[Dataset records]
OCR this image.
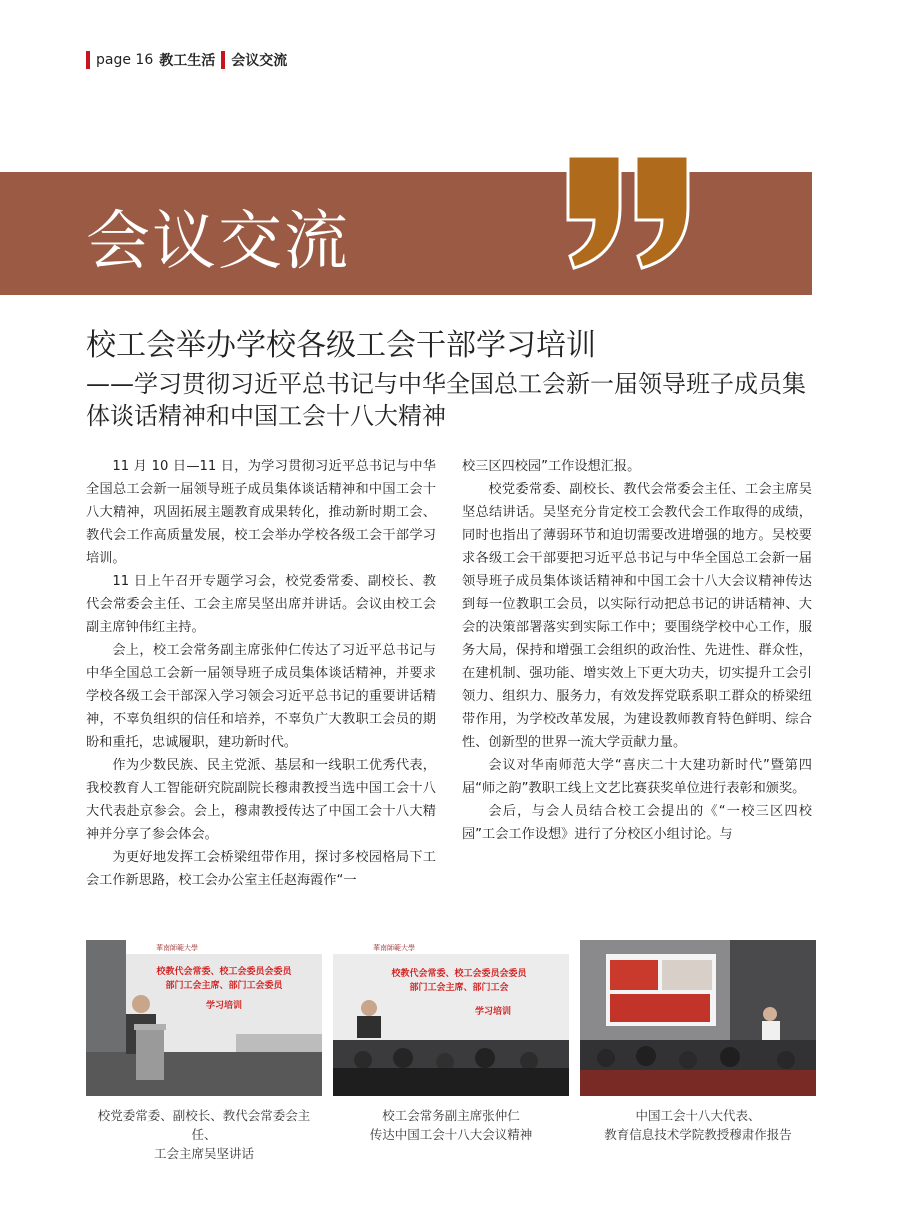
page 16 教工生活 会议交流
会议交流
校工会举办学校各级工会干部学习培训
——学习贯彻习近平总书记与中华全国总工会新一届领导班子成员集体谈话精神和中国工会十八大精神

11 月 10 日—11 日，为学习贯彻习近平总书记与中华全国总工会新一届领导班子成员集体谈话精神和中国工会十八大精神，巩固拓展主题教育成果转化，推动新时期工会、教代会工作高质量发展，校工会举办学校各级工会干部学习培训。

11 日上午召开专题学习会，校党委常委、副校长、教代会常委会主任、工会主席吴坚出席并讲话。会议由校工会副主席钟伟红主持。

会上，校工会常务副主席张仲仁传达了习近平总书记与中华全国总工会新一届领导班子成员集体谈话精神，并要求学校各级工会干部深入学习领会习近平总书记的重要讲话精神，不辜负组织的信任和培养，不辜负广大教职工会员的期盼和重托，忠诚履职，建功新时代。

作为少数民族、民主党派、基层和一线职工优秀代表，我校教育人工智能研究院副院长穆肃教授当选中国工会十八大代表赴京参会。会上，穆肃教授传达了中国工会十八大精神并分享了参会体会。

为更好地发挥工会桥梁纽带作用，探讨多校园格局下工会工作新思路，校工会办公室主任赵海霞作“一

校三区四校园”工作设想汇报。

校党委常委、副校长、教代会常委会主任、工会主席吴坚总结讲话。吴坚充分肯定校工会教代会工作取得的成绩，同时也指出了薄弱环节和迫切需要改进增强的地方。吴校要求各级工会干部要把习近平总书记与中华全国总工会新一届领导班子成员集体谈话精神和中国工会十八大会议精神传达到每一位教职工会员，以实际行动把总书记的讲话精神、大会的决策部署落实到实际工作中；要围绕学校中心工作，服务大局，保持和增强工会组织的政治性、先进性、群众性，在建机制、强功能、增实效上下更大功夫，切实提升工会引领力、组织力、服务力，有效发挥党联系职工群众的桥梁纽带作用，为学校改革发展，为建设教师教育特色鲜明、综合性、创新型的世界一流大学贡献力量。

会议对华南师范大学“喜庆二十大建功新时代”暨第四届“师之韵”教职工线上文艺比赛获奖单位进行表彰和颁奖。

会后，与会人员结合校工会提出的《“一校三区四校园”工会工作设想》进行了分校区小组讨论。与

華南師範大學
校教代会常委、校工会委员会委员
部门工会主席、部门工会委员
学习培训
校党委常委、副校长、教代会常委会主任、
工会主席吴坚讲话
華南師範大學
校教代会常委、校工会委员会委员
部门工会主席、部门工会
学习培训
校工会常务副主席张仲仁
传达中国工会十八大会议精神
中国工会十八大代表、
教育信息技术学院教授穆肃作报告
--
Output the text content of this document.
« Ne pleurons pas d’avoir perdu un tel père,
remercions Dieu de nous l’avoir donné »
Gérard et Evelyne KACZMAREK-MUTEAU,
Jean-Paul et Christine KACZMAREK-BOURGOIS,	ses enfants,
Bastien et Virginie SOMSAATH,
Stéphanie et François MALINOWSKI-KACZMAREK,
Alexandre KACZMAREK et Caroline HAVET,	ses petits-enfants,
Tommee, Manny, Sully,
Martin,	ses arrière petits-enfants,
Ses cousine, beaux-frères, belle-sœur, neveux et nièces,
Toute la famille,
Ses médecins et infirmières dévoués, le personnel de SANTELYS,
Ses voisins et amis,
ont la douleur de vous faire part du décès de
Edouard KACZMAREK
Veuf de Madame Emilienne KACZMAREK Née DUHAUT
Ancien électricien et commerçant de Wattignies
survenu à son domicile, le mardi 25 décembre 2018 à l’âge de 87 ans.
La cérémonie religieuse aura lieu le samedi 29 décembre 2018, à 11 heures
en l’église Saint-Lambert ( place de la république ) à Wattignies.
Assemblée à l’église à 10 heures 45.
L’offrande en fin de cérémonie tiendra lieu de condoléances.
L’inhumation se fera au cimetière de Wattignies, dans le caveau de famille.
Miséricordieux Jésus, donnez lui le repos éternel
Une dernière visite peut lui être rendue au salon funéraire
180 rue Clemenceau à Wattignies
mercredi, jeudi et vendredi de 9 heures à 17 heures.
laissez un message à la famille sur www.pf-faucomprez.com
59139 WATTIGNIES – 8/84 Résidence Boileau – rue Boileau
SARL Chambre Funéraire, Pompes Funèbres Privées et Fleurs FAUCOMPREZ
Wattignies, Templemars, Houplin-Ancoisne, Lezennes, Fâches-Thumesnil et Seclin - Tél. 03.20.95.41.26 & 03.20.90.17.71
...
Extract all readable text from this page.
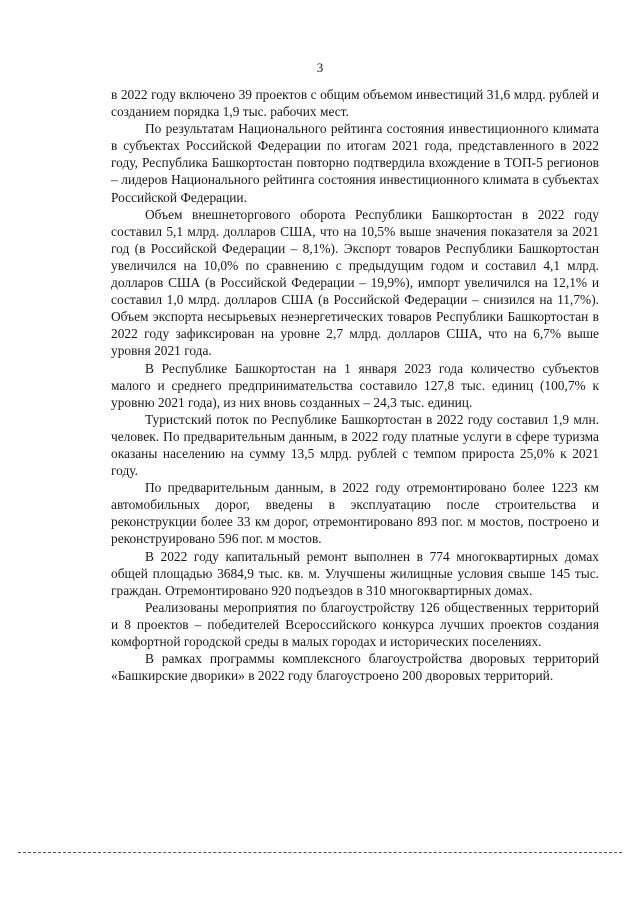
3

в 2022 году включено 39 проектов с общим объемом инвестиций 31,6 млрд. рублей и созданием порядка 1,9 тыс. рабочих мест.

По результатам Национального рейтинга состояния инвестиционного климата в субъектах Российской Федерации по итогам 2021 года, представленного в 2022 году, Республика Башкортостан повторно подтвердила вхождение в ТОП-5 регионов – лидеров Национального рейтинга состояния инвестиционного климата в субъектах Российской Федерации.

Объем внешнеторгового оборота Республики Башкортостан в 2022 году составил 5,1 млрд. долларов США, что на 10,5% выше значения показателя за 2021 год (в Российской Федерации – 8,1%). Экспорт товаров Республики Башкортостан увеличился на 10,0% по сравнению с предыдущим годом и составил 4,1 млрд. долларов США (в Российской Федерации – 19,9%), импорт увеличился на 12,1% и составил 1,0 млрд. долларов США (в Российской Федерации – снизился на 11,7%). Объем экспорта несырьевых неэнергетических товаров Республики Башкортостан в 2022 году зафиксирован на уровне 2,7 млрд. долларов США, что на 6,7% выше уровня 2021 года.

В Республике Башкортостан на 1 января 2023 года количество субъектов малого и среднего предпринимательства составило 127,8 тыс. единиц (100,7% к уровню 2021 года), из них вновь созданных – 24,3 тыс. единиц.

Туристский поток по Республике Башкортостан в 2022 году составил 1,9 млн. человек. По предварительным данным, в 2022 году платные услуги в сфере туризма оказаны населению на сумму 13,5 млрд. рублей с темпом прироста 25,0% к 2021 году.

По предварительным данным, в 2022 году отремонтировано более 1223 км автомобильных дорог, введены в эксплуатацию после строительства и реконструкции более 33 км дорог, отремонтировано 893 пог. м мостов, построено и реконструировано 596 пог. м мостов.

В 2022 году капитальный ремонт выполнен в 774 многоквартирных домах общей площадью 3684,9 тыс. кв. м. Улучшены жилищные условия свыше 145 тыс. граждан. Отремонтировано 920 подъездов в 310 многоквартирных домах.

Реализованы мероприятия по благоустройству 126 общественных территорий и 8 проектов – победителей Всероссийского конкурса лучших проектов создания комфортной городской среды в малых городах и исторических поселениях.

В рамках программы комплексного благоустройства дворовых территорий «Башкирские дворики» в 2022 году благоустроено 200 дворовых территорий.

To do:
For each line of the entries that includes "décembre", show that line.

Final result:
survenu à son domicile, le mardi 25 décembre 2018 à l’âge de 87 ans.
La cérémonie religieuse aura lieu le samedi 29 décembre 2018, à 11 heures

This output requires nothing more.